Set exercise: Copy each line that contains the string "triangle".

Extracted information:

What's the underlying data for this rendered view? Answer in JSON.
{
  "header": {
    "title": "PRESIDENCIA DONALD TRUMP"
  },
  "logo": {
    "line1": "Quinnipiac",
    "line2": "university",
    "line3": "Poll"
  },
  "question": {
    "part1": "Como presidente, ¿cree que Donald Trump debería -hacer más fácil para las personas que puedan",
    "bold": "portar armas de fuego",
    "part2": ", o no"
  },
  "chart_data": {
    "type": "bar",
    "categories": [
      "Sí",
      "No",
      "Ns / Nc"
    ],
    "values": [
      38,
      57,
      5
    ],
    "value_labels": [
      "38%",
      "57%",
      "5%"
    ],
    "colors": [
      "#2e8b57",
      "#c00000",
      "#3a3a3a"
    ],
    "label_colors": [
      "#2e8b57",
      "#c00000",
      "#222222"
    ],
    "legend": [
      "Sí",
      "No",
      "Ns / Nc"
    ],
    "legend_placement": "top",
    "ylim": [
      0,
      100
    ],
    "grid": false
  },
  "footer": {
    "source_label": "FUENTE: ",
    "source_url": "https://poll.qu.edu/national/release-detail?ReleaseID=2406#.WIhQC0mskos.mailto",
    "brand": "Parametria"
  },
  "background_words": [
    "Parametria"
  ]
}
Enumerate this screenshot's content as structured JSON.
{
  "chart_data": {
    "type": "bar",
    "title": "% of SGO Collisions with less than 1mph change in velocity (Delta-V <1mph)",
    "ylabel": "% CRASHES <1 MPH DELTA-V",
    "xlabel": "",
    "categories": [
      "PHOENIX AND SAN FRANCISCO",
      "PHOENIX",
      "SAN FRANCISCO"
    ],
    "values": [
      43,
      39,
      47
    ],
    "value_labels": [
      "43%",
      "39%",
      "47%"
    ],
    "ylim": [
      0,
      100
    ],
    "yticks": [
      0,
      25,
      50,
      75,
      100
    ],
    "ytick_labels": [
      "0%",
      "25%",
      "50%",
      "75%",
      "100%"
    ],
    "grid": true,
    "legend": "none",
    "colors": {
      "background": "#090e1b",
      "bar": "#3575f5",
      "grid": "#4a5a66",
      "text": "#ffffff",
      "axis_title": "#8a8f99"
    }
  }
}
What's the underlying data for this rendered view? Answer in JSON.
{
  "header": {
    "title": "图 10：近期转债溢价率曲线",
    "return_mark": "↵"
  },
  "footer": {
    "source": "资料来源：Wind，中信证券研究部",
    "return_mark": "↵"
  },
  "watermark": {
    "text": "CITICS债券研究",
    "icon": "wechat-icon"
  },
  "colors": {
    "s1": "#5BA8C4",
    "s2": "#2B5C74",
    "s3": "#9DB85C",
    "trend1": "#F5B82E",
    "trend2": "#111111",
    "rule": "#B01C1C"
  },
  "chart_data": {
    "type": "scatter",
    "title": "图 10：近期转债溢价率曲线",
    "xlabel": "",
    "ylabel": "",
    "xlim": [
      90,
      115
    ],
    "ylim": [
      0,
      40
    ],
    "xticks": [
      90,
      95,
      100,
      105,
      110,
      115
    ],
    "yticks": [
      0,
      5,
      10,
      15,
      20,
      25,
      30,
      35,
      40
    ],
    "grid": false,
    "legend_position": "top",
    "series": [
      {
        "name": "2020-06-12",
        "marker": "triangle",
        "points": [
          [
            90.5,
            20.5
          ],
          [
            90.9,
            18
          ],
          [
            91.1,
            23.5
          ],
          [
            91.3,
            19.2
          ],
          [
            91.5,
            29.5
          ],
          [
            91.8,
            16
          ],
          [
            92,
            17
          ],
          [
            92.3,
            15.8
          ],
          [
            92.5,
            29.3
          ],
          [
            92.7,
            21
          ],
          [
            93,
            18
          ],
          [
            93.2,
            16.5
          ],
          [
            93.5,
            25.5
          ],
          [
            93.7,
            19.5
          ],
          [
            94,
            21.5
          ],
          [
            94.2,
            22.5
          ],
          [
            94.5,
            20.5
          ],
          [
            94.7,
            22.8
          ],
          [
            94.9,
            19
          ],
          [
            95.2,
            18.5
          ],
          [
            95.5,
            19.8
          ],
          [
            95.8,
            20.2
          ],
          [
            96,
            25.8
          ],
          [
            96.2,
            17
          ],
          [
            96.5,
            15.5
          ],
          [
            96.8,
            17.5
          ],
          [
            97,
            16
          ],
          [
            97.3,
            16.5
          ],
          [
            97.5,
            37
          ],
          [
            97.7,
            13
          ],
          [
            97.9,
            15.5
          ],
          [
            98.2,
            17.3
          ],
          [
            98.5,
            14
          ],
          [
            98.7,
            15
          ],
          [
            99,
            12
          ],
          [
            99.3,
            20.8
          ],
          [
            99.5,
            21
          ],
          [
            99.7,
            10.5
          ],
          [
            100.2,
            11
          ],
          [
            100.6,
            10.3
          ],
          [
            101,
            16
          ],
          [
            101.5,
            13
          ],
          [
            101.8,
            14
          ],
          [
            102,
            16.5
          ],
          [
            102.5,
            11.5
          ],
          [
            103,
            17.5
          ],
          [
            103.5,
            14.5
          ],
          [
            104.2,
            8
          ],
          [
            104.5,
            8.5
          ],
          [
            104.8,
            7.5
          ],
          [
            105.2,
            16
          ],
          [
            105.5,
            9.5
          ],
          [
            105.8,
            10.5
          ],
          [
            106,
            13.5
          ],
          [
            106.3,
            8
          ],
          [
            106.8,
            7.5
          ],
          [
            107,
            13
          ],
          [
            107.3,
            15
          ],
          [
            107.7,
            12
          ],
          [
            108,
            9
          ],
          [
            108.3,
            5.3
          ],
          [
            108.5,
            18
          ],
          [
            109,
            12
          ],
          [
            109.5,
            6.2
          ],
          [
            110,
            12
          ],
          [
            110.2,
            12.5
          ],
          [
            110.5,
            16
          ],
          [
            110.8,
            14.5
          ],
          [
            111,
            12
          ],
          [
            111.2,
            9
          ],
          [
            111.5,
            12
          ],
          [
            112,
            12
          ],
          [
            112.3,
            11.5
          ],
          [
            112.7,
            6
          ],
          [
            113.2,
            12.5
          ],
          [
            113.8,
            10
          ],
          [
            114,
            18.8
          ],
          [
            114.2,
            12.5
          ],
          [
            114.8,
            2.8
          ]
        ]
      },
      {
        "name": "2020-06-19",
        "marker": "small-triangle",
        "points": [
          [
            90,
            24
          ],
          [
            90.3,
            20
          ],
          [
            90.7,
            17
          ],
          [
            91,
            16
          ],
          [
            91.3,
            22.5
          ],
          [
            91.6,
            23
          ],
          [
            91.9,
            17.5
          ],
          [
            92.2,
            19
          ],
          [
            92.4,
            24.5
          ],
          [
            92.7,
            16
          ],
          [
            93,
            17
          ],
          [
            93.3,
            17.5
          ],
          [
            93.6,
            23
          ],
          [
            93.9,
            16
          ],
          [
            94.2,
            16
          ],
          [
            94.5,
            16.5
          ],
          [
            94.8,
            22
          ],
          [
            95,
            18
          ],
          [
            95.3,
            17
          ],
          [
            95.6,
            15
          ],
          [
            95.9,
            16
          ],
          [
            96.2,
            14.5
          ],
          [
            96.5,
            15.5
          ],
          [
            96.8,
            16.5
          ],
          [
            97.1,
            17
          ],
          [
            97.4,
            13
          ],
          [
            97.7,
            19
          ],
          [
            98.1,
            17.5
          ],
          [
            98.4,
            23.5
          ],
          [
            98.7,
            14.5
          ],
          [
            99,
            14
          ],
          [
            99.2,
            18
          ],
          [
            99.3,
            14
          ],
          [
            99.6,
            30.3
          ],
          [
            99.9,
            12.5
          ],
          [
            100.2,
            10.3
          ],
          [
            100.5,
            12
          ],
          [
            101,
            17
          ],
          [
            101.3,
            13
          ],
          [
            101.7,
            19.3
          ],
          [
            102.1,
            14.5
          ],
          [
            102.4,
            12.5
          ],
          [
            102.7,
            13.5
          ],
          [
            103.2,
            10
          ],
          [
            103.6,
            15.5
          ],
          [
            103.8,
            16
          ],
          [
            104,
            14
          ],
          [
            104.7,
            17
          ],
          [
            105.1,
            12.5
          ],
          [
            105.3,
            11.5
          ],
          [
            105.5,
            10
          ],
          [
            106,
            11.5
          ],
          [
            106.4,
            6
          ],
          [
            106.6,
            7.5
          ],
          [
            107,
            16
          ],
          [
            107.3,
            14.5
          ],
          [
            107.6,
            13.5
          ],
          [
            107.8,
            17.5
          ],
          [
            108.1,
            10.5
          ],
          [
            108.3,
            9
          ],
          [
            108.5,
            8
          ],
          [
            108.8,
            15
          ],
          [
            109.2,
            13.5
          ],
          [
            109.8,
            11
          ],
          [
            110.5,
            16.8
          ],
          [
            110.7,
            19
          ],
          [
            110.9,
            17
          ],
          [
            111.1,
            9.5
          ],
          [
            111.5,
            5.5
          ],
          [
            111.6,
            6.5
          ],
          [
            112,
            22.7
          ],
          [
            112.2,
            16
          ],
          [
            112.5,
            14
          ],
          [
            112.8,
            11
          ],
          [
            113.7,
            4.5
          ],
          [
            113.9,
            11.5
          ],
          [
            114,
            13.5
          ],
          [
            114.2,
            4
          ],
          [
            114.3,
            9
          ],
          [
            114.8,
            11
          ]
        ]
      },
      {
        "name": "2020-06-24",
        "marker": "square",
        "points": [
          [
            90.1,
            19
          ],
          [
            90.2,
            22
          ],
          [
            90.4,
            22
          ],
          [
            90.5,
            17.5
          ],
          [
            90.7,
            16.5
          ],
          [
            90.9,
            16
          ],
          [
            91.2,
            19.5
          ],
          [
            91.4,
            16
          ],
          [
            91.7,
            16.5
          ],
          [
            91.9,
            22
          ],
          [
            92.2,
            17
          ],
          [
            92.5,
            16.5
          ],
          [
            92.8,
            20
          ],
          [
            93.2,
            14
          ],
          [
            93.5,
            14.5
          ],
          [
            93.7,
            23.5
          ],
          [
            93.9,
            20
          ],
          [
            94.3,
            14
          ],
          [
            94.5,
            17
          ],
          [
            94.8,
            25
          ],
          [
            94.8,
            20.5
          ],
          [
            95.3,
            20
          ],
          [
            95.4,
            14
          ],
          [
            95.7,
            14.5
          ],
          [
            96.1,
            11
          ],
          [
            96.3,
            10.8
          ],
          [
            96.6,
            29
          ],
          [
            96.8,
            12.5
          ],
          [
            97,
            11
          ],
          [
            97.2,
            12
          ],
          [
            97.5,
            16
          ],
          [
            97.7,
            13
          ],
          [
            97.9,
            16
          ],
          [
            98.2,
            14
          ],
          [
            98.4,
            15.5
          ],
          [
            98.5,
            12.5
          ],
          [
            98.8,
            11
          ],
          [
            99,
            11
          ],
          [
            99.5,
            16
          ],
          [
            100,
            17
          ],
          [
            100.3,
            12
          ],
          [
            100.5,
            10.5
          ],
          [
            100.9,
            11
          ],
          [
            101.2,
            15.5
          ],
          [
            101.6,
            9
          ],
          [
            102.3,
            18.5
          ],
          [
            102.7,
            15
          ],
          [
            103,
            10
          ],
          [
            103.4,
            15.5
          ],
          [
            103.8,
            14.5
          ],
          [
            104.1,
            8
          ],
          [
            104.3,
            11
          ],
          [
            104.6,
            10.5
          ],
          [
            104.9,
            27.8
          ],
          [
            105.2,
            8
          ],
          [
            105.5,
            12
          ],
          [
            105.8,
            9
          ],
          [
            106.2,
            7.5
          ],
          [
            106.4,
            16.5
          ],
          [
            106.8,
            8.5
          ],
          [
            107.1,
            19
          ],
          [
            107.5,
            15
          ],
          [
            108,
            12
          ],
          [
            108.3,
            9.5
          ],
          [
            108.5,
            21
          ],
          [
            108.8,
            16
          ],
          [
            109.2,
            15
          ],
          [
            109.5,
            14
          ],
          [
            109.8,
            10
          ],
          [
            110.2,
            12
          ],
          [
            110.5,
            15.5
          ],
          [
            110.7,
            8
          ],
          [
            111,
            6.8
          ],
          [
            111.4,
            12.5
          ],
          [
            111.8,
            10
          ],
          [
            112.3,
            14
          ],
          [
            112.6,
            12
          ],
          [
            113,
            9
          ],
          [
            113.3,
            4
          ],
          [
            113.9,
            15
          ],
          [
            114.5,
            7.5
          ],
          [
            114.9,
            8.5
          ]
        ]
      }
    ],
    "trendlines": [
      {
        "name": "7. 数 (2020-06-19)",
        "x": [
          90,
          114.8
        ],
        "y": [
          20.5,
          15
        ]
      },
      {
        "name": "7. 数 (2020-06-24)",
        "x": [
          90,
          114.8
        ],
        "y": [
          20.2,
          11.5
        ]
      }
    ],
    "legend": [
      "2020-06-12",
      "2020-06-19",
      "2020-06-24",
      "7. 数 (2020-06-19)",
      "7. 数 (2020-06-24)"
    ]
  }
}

Written response:
        "marker": "triangle",
        "marker": "small-triangle",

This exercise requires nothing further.